Task directions:
Write out the whole listing again, exactly as given.

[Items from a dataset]
__________
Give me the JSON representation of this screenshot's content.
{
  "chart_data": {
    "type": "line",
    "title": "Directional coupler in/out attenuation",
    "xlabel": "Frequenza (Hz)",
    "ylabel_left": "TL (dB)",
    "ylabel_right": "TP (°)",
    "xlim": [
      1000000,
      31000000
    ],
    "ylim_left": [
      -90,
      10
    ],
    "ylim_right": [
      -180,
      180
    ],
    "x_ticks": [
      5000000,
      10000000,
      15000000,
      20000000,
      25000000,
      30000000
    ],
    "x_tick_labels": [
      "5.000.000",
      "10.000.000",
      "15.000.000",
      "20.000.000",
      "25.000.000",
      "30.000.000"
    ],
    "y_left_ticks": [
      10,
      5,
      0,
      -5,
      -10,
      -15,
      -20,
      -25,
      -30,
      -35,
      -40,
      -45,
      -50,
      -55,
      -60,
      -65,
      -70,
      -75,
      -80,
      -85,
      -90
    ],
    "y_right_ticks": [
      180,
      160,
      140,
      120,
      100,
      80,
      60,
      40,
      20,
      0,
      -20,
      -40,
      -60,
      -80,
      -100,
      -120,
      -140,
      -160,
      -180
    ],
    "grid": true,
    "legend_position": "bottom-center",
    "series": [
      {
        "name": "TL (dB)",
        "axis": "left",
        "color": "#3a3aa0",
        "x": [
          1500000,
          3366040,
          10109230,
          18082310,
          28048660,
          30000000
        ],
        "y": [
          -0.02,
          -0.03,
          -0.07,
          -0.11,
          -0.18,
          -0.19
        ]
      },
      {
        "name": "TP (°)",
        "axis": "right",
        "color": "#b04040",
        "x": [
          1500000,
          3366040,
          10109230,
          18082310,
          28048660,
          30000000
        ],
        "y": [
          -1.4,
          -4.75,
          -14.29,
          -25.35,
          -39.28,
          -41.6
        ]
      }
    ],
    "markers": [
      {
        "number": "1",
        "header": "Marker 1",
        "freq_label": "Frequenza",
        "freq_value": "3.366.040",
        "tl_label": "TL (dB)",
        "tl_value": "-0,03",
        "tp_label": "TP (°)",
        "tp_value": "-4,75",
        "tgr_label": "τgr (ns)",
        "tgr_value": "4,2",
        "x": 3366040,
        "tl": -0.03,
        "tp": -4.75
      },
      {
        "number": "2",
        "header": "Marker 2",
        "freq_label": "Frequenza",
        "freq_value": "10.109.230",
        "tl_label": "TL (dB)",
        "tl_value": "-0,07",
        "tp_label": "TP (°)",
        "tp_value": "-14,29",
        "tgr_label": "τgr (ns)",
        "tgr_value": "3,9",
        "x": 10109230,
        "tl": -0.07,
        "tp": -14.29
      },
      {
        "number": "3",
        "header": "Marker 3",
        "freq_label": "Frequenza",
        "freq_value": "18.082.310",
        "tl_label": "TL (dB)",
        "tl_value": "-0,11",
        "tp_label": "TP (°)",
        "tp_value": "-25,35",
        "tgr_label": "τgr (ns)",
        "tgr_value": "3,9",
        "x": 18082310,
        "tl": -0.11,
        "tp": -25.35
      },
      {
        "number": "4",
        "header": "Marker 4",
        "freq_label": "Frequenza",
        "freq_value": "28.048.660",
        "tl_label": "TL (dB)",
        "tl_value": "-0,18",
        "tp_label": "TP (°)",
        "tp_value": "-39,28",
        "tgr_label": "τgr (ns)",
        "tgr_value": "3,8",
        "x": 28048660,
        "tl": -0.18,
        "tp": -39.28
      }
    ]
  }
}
__________
Result for this task:
Give me the JSON representation of this screenshot's content.
{
  "chart_data": {
    "type": "line",
    "title": "Directional coupler in/out attenuation",
    "xlabel": "Frequenza (Hz)",
    "ylabel_left": "TL (dB)",
    "ylabel_right": "TP (°)",
    "xlim": [
      1000000,
      31000000
    ],
    "ylim_left": [
      -90,
      10
    ],
    "ylim_right": [
      -180,
      180
    ],
    "x_ticks": [
      5000000,
      10000000,
      15000000,
      20000000,
      25000000,
      30000000
    ],
    "x_tick_labels": [
      "5.000.000",
      "10.000.000",
      "15.000.000",
      "20.000.000",
      "25.000.000",
      "30.000.000"
    ],
    "y_left_ticks": [
      10,
      5,
      0,
      -5,
      -10,
      -15,
      -20,
      -25,
      -30,
      -35,
      -40,
      -45,
      -50,
      -55,
      -60,
      -65,
      -70,
      -75,
      -80,
      -85,
      -90
    ],
    "y_right_ticks": [
      180,
      160,
      140,
      120,
      100,
      80,
      60,
      40,
      20,
      0,
      -20,
      -40,
      -60,
      -80,
      -100,
      -120,
      -140,
      -160,
      -180
    ],
    "grid": true,
    "legend_position": "bottom-center",
    "series": [
      {
        "name": "TL (dB)",
        "axis": "left",
        "color": "#3a3aa0",
        "x": [
          1500000,
          3366040,
          10109230,
          18082310,
          28048660,
          30000000
        ],
        "y": [
          -0.02,
          -0.03,
          -0.07,
          -0.11,
          -0.18,
          -0.19
        ]
      },
      {
        "name": "TP (°)",
        "axis": "right",
        "color": "#b04040",
        "x": [
          1500000,
          3366040,
          10109230,
          18082310,
          28048660,
          30000000
        ],
        "y": [
          -1.4,
          -4.75,
          -14.29,
          -25.35,
          -39.28,
          -41.6
        ]
      }
    ],
    "markers": [
      {
        "number": "1",
        "header": "Marker 1",
        "freq_label": "Frequenza",
        "freq_value": "3.366.040",
        "tl_label": "TL (dB)",
        "tl_value": "-0,03",
        "tp_label": "TP (°)",
        "tp_value": "-4,75",
        "tgr_label": "τgr (ns)",
        "tgr_value": "4,2",
        "x": 3366040,
        "tl": -0.03,
        "tp": -4.75
      },
      {
        "number": "2",
        "header": "Marker 2",
        "freq_label": "Frequenza",
        "freq_value": "10.109.230",
        "tl_label": "TL (dB)",
        "tl_value": "-0,07",
        "tp_label": "TP (°)",
        "tp_value": "-14,29",
        "tgr_label": "τgr (ns)",
        "tgr_value": "3,9",
        "x": 10109230,
        "tl": -0.07,
        "tp": -14.29
      },
      {
        "number": "3",
        "header": "Marker 3",
        "freq_label": "Frequenza",
        "freq_value": "18.082.310",
        "tl_label": "TL (dB)",
        "tl_value": "-0,11",
        "tp_label": "TP (°)",
        "tp_value": "-25,35",
        "tgr_label": "τgr (ns)",
        "tgr_value": "3,9",
        "x": 18082310,
        "tl": -0.11,
        "tp": -25.35
      },
      {
        "number": "4",
        "header": "Marker 4",
        "freq_label": "Frequenza",
        "freq_value": "28.048.660",
        "tl_label": "TL (dB)",
        "tl_value": "-0,18",
        "tp_label": "TP (°)",
        "tp_value": "-39,28",
        "tgr_label": "τgr (ns)",
        "tgr_value": "3,8",
        "x": 28048660,
        "tl": -0.18,
        "tp": -39.28
      }
    ]
  }
}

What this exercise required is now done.